* [TO BE DONE]:
Leaving out the pictures, please retype each record exactly.

* [TASK DATA]:
■ ■ ■

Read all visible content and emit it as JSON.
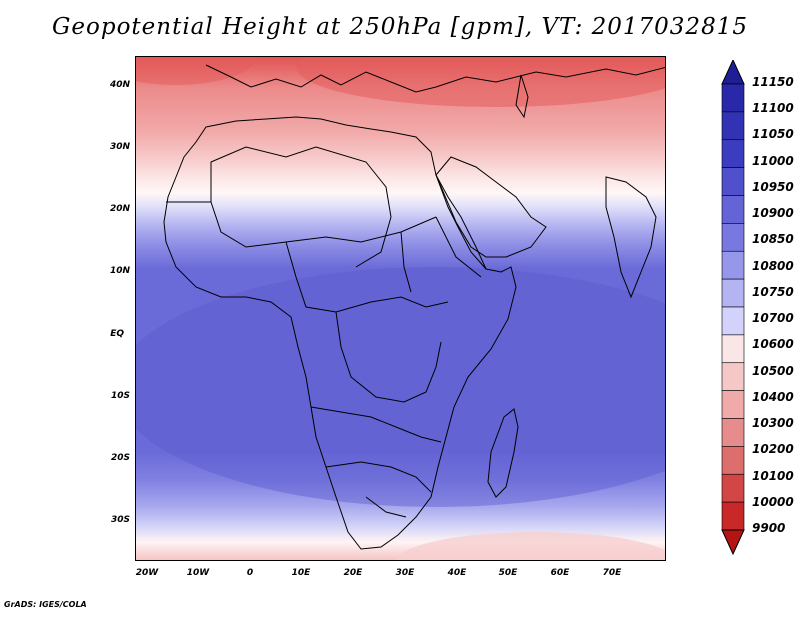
{
  "title": "Geopotential Height at 250hPa [gpm], VT: 2017032815",
  "credit": "GrADS: IGES/COLA",
  "map": {
    "lat_labels": [
      "40N",
      "30N",
      "20N",
      "10N",
      "EQ",
      "10S",
      "20S",
      "30S"
    ],
    "lon_labels": [
      "20W",
      "10W",
      "0",
      "10E",
      "20E",
      "30E",
      "40E",
      "50E",
      "60E",
      "70E"
    ]
  },
  "colorbar": {
    "levels": [
      "11150",
      "11100",
      "11050",
      "11000",
      "10950",
      "10900",
      "10850",
      "10800",
      "10750",
      "10700",
      "10600",
      "10500",
      "10400",
      "10300",
      "10200",
      "10100",
      "10000",
      "9900"
    ],
    "colors": [
      "#1e1e96",
      "#2828a8",
      "#3232b4",
      "#3c3cc0",
      "#5050cc",
      "#6464d6",
      "#7878e0",
      "#9696ea",
      "#b4b4f2",
      "#d2d2fa",
      "#fae6e6",
      "#f5c8c8",
      "#f0aaaa",
      "#e68c8c",
      "#dc6e6e",
      "#d24646",
      "#c82828",
      "#b41414"
    ]
  },
  "field": {
    "colors": {
      "bright_red": "#e45c5c",
      "red": "#ef9a9a",
      "pink": "#f5bebe",
      "light_pink": "#fadcdc",
      "white": "#fff7f7",
      "pale_blue": "#dcdcf8",
      "light_blue": "#b8b8f2",
      "mid_blue": "#9090e6",
      "blue": "#6a6ad8",
      "deep_blue": "#5c5cd0"
    }
  }
}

■ ■ ■

* [SOLUTION BELOW]:
Read all visible content and emit it as JSON.
{
  "title": "Geopotential Height at 250hPa [gpm], VT: 2017032815",
  "credit": "GrADS: IGES/COLA",
  "map": {
    "lat_labels": [
      "40N",
      "30N",
      "20N",
      "10N",
      "EQ",
      "10S",
      "20S",
      "30S"
    ],
    "lon_labels": [
      "20W",
      "10W",
      "0",
      "10E",
      "20E",
      "30E",
      "40E",
      "50E",
      "60E",
      "70E"
    ]
  },
  "colorbar": {
    "levels": [
      "11150",
      "11100",
      "11050",
      "11000",
      "10950",
      "10900",
      "10850",
      "10800",
      "10750",
      "10700",
      "10600",
      "10500",
      "10400",
      "10300",
      "10200",
      "10100",
      "10000",
      "9900"
    ],
    "colors": [
      "#1e1e96",
      "#2828a8",
      "#3232b4",
      "#3c3cc0",
      "#5050cc",
      "#6464d6",
      "#7878e0",
      "#9696ea",
      "#b4b4f2",
      "#d2d2fa",
      "#fae6e6",
      "#f5c8c8",
      "#f0aaaa",
      "#e68c8c",
      "#dc6e6e",
      "#d24646",
      "#c82828",
      "#b41414"
    ]
  },
  "field": {
    "colors": {
      "bright_red": "#e45c5c",
      "red": "#ef9a9a",
      "pink": "#f5bebe",
      "light_pink": "#fadcdc",
      "white": "#fff7f7",
      "pale_blue": "#dcdcf8",
      "light_blue": "#b8b8f2",
      "mid_blue": "#9090e6",
      "blue": "#6a6ad8",
      "deep_blue": "#5c5cd0"
    }
  }
}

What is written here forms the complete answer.